**Listed records:**
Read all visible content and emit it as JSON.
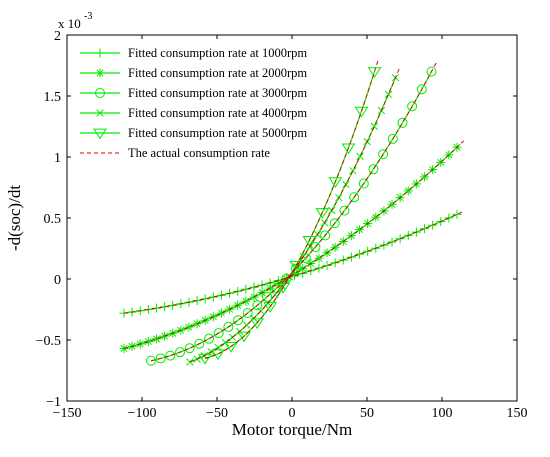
{
  "chart_data": {
    "type": "line",
    "xlabel": "Motor torque/Nm",
    "ylabel": "-d(soc)/dt",
    "y_multiplier_label": "x 10",
    "y_multiplier_exponent": "-3",
    "xlim": [
      -150,
      150
    ],
    "ylim": [
      -1,
      2
    ],
    "xticks": [
      -150,
      -100,
      -50,
      0,
      50,
      100,
      150
    ],
    "yticks": [
      -1,
      -0.5,
      0,
      0.5,
      1,
      1.5,
      2
    ],
    "xtick_labels": [
      "−150",
      "−100",
      "−50",
      "0",
      "50",
      "100",
      "150"
    ],
    "ytick_labels": [
      "−1",
      "−0.5",
      "0",
      "0.5",
      "1",
      "1.5",
      "2"
    ],
    "grid": false,
    "legend_position": "top-left",
    "series": [
      {
        "name": "Fitted consumption rate at 1000rpm",
        "color": "#00ee00",
        "marker": "plus",
        "x_start": -112,
        "x_end": 110,
        "n_points": 42,
        "actual_x": [
          -112,
          0,
          110
        ],
        "actual_y": [
          -0.28,
          0.02,
          0.53
        ]
      },
      {
        "name": "Fitted consumption rate at 2000rpm",
        "color": "#00ee00",
        "marker": "star",
        "x_start": -112,
        "x_end": 110,
        "n_points": 42,
        "actual_x": [
          -112,
          0,
          110
        ],
        "actual_y": [
          -0.57,
          0.03,
          1.08
        ]
      },
      {
        "name": "Fitted consumption rate at 3000rpm",
        "color": "#00ee00",
        "marker": "circle",
        "x_start": -94,
        "x_end": 93,
        "n_points": 30,
        "actual_x": [
          -94,
          0,
          93
        ],
        "actual_y": [
          -0.67,
          0.05,
          1.7
        ]
      },
      {
        "name": "Fitted consumption rate at 4000rpm",
        "color": "#00ee00",
        "marker": "x",
        "x_start": -68,
        "x_end": 69,
        "n_points": 30,
        "actual_x": [
          -68,
          0,
          69
        ],
        "actual_y": [
          -0.68,
          0.05,
          1.65
        ]
      },
      {
        "name": "Fitted consumption rate at 5000rpm",
        "color": "#00ee00",
        "marker": "triangle-down",
        "x_start": -58,
        "x_end": 55,
        "n_points": 14,
        "actual_x": [
          -58,
          0,
          55
        ],
        "actual_y": [
          -0.65,
          0.05,
          1.7
        ]
      }
    ],
    "actual_series_name": "The actual consumption rate",
    "actual_color": "#dd0000"
  }
}
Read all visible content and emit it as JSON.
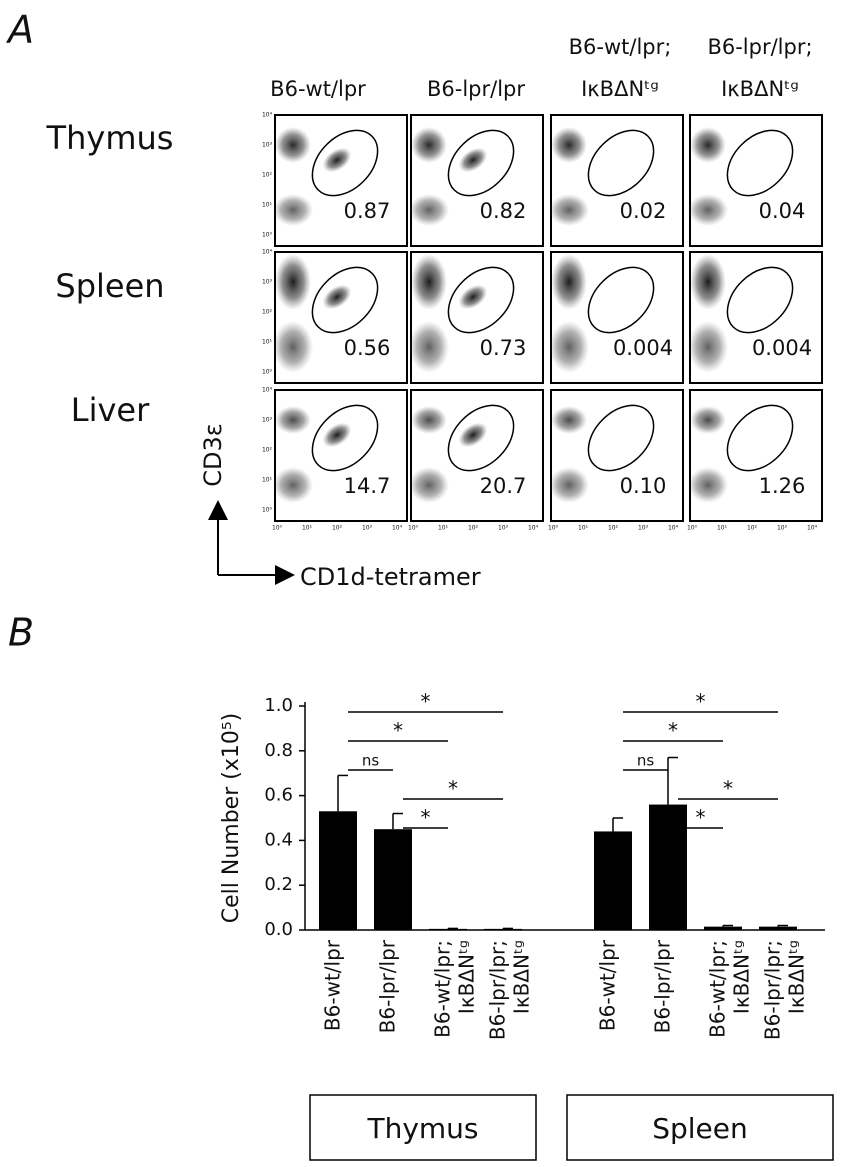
{
  "panel_a": {
    "label": "A",
    "columns": [
      [
        "B6-wt/lpr"
      ],
      [
        "B6-lpr/lpr"
      ],
      [
        "B6-wt/lpr;",
        "IκBΔNᵗᵍ"
      ],
      [
        "B6-lpr/lpr;",
        "IκBΔNᵗᵍ"
      ]
    ],
    "rows": [
      {
        "label": "Thymus",
        "values": [
          0.87,
          0.82,
          0.02,
          0.04
        ]
      },
      {
        "label": "Spleen",
        "values": [
          0.56,
          0.73,
          0.004,
          0.004
        ]
      },
      {
        "label": "Liver",
        "values": [
          14.7,
          20.7,
          0.1,
          1.26
        ],
        "value_labels": [
          "14.7",
          "20.7",
          "0.10",
          "1.26"
        ]
      }
    ],
    "y_axis_label": "CD3ε",
    "x_axis_label": "CD1d-tetramer",
    "axis_ticks": [
      "10⁰",
      "10¹",
      "10²",
      "10³",
      "10⁴"
    ]
  },
  "chart_data": {
    "type": "bar",
    "panel_label": "B",
    "y_label": "Cell Number (x10⁵)",
    "categories": [
      [
        "B6-wt/lpr"
      ],
      [
        "B6-lpr/lpr"
      ],
      [
        "B6-wt/lpr;",
        "IκBΔNᵗᵍ"
      ],
      [
        "B6-lpr/lpr;",
        "IκBΔNᵗᵍ"
      ]
    ],
    "groups": [
      {
        "name": "Thymus",
        "values": [
          0.53,
          0.45,
          0.005,
          0.005
        ],
        "errors": [
          0.16,
          0.07,
          0.002,
          0.002
        ],
        "comparisons": [
          {
            "pair": [
              0,
              3
            ],
            "label": "*"
          },
          {
            "pair": [
              0,
              2
            ],
            "label": "*"
          },
          {
            "pair": [
              0,
              1
            ],
            "label": "ns"
          },
          {
            "pair": [
              1,
              3
            ],
            "label": "*"
          },
          {
            "pair": [
              1,
              2
            ],
            "label": "*"
          }
        ]
      },
      {
        "name": "Spleen",
        "values": [
          0.44,
          0.56,
          0.015,
          0.015
        ],
        "errors": [
          0.06,
          0.21,
          0.005,
          0.005
        ],
        "comparisons": [
          {
            "pair": [
              0,
              3
            ],
            "label": "*"
          },
          {
            "pair": [
              0,
              2
            ],
            "label": "*"
          },
          {
            "pair": [
              0,
              1
            ],
            "label": "ns"
          },
          {
            "pair": [
              1,
              3
            ],
            "label": "*"
          },
          {
            "pair": [
              1,
              2
            ],
            "label": "*"
          }
        ]
      }
    ],
    "color": "#000000",
    "ylim": [
      0,
      1
    ],
    "yticks": [
      {
        "value": 0,
        "label": "0.0"
      },
      0.2,
      0.4,
      0.6,
      0.8,
      {
        "value": 1,
        "label": "1.0"
      }
    ]
  }
}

**What you need to do:** Set down the records in full and exactly. Do not carry over any image.

**Written response:**
Read all visible content and emit it as JSON.
{
  "chart_data": {
    "type": "line",
    "xlabel": "Motor torque/Nm",
    "ylabel": "-d(soc)/dt",
    "y_multiplier_label": "x 10",
    "y_multiplier_exponent": "-3",
    "xlim": [
      -150,
      150
    ],
    "ylim": [
      -1,
      2
    ],
    "xticks": [
      -150,
      -100,
      -50,
      0,
      50,
      100,
      150
    ],
    "yticks": [
      -1,
      -0.5,
      0,
      0.5,
      1,
      1.5,
      2
    ],
    "xtick_labels": [
      "−150",
      "−100",
      "−50",
      "0",
      "50",
      "100",
      "150"
    ],
    "ytick_labels": [
      "−1",
      "−0.5",
      "0",
      "0.5",
      "1",
      "1.5",
      "2"
    ],
    "grid": false,
    "legend_position": "top-left",
    "series": [
      {
        "name": "Fitted consumption rate at 1000rpm",
        "color": "#00ee00",
        "marker": "plus",
        "x_start": -112,
        "x_end": 110,
        "n_points": 42,
        "actual_x": [
          -112,
          0,
          110
        ],
        "actual_y": [
          -0.28,
          0.02,
          0.53
        ]
      },
      {
        "name": "Fitted consumption rate at 2000rpm",
        "color": "#00ee00",
        "marker": "star",
        "x_start": -112,
        "x_end": 110,
        "n_points": 42,
        "actual_x": [
          -112,
          0,
          110
        ],
        "actual_y": [
          -0.57,
          0.03,
          1.08
        ]
      },
      {
        "name": "Fitted consumption rate at 3000rpm",
        "color": "#00ee00",
        "marker": "circle",
        "x_start": -94,
        "x_end": 93,
        "n_points": 30,
        "actual_x": [
          -94,
          0,
          93
        ],
        "actual_y": [
          -0.67,
          0.05,
          1.7
        ]
      },
      {
        "name": "Fitted consumption rate at 4000rpm",
        "color": "#00ee00",
        "marker": "x",
        "x_start": -68,
        "x_end": 69,
        "n_points": 30,
        "actual_x": [
          -68,
          0,
          69
        ],
        "actual_y": [
          -0.68,
          0.05,
          1.65
        ]
      },
      {
        "name": "Fitted consumption rate at 5000rpm",
        "color": "#00ee00",
        "marker": "triangle-down",
        "x_start": -58,
        "x_end": 55,
        "n_points": 14,
        "actual_x": [
          -58,
          0,
          55
        ],
        "actual_y": [
          -0.65,
          0.05,
          1.7
        ]
      }
    ],
    "actual_series_name": "The actual consumption rate",
    "actual_color": "#dd0000"
  }
}
Read all visible content and emit it as JSON.
{
  "panel_a": {
    "label": "A",
    "columns": [
      [
        "B6-wt/lpr"
      ],
      [
        "B6-lpr/lpr"
      ],
      [
        "B6-wt/lpr;",
        "IκBΔNᵗᵍ"
      ],
      [
        "B6-lpr/lpr;",
        "IκBΔNᵗᵍ"
      ]
    ],
    "rows": [
      {
        "label": "Thymus",
        "values": [
          0.87,
          0.82,
          0.02,
          0.04
        ]
      },
      {
        "label": "Spleen",
        "values": [
          0.56,
          0.73,
          0.004,
          0.004
        ]
      },
      {
        "label": "Liver",
        "values": [
          14.7,
          20.7,
          0.1,
          1.26
        ],
        "value_labels": [
          "14.7",
          "20.7",
          "0.10",
          "1.26"
        ]
      }
    ],
    "y_axis_label": "CD3ε",
    "x_axis_label": "CD1d-tetramer",
    "axis_ticks": [
      "10⁰",
      "10¹",
      "10²",
      "10³",
      "10⁴"
    ]
  },
  "chart_data": {
    "type": "bar",
    "panel_label": "B",
    "y_label": "Cell Number (x10⁵)",
    "categories": [
      [
        "B6-wt/lpr"
      ],
      [
        "B6-lpr/lpr"
      ],
      [
        "B6-wt/lpr;",
        "IκBΔNᵗᵍ"
      ],
      [
        "B6-lpr/lpr;",
        "IκBΔNᵗᵍ"
      ]
    ],
    "groups": [
      {
        "name": "Thymus",
        "values": [
          0.53,
          0.45,
          0.005,
          0.005
        ],
        "errors": [
          0.16,
          0.07,
          0.002,
          0.002
        ],
        "comparisons": [
          {
            "pair": [
              0,
              3
            ],
            "label": "*"
          },
          {
            "pair": [
              0,
              2
            ],
            "label": "*"
          },
          {
            "pair": [
              0,
              1
            ],
            "label": "ns"
          },
          {
            "pair": [
              1,
              3
            ],
            "label": "*"
          },
          {
            "pair": [
              1,
              2
            ],
            "label": "*"
          }
        ]
      },
      {
        "name": "Spleen",
        "values": [
          0.44,
          0.56,
          0.015,
          0.015
        ],
        "errors": [
          0.06,
          0.21,
          0.005,
          0.005
        ],
        "comparisons": [
          {
            "pair": [
              0,
              3
            ],
            "label": "*"
          },
          {
            "pair": [
              0,
              2
            ],
            "label": "*"
          },
          {
            "pair": [
              0,
              1
            ],
            "label": "ns"
          },
          {
            "pair": [
              1,
              3
            ],
            "label": "*"
          },
          {
            "pair": [
              1,
              2
            ],
            "label": "*"
          }
        ]
      }
    ],
    "color": "#000000",
    "ylim": [
      0,
      1
    ],
    "yticks": [
      {
        "value": 0,
        "label": "0.0"
      },
      0.2,
      0.4,
      0.6,
      0.8,
      {
        "value": 1,
        "label": "1.0"
      }
    ]
  }
}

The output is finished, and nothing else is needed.